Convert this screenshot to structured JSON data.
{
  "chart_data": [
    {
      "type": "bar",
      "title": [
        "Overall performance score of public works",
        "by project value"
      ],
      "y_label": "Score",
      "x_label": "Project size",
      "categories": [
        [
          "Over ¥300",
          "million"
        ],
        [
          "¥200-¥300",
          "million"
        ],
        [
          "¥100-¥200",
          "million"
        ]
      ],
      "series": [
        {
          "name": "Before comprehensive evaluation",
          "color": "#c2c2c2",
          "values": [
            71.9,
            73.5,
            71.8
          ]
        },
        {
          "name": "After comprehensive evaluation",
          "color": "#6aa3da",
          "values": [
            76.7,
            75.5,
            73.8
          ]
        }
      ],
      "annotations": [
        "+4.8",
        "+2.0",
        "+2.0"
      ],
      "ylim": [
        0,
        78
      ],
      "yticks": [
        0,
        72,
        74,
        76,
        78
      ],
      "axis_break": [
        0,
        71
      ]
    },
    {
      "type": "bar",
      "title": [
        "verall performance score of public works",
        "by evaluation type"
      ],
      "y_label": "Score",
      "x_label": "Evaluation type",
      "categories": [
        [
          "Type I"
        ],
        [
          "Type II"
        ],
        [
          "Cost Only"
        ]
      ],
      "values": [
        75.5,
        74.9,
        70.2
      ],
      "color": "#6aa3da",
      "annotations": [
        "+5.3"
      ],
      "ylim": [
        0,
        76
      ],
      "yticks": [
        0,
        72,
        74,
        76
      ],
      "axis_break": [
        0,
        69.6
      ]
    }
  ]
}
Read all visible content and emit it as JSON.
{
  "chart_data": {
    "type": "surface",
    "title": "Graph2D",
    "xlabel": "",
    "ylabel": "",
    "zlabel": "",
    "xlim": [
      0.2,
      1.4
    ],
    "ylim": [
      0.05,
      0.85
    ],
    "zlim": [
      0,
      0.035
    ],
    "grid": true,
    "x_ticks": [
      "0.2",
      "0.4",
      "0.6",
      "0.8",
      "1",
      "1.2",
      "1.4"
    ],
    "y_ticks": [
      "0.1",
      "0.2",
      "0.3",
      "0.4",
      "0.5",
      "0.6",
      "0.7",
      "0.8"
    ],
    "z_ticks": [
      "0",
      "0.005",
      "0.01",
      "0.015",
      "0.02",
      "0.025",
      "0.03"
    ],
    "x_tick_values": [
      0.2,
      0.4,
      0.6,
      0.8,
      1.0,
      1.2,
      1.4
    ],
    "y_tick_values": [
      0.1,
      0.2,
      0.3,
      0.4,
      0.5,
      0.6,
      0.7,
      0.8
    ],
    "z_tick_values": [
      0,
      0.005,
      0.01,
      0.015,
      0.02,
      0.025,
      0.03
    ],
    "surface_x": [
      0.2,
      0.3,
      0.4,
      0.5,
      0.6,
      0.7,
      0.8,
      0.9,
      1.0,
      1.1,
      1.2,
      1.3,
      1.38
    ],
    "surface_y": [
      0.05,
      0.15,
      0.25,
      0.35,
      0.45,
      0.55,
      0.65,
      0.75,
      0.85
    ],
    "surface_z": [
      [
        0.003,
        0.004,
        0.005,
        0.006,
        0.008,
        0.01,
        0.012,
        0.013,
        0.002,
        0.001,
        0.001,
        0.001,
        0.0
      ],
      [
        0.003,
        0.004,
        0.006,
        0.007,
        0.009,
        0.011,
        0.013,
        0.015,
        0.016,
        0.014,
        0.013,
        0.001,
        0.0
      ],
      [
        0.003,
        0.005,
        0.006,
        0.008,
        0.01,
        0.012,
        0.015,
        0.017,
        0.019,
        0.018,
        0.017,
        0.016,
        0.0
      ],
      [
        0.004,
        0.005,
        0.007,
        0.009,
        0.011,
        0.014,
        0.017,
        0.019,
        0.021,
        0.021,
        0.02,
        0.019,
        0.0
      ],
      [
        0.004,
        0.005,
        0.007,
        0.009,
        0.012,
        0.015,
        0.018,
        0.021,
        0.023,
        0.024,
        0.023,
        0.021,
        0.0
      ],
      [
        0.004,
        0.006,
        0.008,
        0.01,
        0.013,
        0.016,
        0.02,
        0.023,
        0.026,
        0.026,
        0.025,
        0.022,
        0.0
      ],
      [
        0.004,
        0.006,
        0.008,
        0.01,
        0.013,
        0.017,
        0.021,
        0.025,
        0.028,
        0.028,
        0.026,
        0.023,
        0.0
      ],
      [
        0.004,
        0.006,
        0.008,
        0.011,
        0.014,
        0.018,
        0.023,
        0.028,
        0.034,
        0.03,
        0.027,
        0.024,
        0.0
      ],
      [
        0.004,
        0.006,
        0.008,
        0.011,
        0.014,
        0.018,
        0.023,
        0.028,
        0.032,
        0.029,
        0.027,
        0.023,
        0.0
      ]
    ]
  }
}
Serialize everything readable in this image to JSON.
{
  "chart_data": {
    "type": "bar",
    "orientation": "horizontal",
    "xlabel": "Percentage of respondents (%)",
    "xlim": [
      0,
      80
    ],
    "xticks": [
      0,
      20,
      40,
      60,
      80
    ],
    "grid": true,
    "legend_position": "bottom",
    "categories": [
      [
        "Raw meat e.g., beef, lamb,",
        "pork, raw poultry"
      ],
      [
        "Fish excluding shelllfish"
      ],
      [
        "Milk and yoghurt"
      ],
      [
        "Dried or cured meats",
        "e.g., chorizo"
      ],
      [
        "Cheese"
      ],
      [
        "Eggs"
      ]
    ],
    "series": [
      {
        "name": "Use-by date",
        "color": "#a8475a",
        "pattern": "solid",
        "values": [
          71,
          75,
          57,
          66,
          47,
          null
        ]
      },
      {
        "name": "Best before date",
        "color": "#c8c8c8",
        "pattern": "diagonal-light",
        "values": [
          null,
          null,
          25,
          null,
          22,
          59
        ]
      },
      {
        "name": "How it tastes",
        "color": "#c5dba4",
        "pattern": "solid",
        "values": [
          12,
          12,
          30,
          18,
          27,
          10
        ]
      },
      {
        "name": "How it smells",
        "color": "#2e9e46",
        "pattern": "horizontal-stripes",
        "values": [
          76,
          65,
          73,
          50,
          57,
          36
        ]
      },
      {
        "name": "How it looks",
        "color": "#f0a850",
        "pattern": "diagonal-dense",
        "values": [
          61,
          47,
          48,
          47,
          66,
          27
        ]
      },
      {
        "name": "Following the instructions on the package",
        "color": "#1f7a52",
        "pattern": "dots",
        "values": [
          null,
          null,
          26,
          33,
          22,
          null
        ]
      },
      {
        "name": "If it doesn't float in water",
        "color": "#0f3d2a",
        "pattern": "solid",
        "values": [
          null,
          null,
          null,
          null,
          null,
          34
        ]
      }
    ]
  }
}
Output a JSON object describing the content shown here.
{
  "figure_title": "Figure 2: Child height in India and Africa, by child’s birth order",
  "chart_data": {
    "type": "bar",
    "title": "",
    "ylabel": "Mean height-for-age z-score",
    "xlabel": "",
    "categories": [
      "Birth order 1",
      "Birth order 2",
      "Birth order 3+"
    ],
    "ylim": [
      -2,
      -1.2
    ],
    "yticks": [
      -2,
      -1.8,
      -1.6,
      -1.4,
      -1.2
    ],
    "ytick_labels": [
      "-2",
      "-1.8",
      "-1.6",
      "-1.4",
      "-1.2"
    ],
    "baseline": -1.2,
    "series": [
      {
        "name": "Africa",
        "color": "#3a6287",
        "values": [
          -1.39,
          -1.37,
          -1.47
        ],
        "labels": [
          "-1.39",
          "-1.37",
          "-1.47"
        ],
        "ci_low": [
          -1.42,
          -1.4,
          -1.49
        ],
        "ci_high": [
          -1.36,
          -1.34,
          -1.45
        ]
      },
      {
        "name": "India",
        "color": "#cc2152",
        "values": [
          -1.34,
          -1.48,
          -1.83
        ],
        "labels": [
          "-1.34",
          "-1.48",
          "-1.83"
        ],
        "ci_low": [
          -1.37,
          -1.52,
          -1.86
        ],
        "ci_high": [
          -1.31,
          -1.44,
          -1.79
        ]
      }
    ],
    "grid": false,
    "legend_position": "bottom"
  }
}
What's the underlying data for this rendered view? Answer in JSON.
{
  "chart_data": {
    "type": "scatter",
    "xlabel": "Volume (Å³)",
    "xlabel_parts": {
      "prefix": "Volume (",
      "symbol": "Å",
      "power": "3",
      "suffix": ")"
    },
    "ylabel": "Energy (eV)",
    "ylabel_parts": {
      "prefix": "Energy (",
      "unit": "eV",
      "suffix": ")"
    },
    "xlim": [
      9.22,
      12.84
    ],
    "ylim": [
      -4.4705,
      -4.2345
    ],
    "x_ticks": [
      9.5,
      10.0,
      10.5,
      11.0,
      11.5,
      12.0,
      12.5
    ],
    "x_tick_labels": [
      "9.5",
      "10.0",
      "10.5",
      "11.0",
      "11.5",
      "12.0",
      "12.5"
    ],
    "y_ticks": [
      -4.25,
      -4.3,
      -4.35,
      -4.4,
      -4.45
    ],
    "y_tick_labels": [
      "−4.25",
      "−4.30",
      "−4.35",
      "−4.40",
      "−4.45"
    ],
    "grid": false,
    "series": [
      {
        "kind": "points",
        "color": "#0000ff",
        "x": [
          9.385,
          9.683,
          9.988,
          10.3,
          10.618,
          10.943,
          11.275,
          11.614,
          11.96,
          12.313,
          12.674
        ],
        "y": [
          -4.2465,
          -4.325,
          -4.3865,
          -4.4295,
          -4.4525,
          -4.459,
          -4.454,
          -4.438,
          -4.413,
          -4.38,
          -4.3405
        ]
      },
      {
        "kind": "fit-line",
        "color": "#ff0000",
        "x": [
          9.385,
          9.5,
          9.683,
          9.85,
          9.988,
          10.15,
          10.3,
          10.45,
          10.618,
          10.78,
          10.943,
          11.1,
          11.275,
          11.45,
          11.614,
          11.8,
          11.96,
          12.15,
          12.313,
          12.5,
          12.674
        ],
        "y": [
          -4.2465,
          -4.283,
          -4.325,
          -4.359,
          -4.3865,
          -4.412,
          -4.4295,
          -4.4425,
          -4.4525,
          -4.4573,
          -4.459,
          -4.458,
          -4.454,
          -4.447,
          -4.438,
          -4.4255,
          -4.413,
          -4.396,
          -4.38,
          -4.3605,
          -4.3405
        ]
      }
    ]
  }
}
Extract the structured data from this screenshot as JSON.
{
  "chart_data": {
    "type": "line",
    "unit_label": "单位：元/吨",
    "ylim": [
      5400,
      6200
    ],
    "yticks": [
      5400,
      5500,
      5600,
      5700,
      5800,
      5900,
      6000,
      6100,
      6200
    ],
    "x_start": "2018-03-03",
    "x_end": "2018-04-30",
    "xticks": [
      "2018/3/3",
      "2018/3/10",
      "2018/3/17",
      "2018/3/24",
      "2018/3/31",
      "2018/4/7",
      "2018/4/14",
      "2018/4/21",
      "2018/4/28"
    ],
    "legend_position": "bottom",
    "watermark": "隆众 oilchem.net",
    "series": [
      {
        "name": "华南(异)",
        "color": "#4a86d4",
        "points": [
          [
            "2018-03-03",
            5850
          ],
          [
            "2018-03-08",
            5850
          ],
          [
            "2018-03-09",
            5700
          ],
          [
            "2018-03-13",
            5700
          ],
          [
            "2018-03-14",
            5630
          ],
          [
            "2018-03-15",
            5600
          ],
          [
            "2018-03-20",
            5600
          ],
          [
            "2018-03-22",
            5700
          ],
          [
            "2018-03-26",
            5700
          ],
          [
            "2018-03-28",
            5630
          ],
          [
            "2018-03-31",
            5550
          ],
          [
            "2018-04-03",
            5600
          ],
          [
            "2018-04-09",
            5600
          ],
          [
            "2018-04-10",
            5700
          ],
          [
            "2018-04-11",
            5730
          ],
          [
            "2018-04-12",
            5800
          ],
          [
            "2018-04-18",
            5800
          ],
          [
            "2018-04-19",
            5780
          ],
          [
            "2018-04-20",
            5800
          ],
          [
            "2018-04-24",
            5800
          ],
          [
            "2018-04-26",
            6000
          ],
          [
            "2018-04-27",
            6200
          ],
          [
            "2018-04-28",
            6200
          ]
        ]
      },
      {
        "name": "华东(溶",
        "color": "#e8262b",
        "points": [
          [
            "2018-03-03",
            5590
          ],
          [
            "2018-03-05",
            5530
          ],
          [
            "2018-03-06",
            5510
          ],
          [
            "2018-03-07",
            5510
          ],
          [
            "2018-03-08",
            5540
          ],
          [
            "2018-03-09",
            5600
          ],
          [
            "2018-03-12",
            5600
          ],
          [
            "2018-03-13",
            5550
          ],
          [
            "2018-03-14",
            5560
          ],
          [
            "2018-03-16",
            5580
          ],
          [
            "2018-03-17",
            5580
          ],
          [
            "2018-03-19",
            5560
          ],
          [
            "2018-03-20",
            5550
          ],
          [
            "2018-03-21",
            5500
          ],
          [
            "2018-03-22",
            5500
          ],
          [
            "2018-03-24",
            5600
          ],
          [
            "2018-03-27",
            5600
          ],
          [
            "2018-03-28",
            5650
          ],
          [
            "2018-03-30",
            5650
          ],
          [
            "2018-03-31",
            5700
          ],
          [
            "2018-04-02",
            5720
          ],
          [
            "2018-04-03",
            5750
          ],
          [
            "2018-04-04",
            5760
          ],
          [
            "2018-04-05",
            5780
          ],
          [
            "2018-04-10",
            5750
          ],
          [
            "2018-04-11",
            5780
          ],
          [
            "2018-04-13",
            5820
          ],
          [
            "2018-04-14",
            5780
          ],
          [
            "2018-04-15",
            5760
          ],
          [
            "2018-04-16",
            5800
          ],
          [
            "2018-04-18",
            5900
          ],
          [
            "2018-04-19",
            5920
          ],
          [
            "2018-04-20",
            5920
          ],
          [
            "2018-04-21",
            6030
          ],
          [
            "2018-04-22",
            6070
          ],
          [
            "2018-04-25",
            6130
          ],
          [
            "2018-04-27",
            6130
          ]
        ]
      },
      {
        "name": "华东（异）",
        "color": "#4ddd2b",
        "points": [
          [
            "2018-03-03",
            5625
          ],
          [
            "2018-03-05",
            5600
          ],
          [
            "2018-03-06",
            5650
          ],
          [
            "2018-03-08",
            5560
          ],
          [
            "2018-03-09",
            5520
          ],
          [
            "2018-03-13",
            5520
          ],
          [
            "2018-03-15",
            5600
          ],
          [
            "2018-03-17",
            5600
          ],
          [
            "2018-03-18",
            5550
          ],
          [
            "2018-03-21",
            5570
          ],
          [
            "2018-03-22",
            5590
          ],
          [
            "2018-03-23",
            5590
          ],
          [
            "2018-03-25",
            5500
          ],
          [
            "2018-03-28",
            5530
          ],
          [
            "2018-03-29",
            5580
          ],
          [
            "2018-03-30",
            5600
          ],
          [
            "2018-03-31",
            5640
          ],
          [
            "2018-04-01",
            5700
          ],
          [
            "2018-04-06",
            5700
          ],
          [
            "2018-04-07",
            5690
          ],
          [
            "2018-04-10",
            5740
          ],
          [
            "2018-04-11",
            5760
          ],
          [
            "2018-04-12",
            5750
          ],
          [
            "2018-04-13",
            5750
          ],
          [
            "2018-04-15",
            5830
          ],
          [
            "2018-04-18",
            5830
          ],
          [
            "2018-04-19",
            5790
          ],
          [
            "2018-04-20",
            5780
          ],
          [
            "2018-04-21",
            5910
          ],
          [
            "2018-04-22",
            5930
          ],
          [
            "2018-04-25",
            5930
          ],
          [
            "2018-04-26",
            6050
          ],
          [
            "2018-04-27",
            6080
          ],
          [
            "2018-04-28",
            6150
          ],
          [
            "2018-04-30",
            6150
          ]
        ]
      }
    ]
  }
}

> [What the task requires]:
Filter the data, keeping only the lines that contain "screenshot".

> [Correct answer]:
Convert this screenshot to structured JSON data.
Extract the structured data from this screenshot as JSON.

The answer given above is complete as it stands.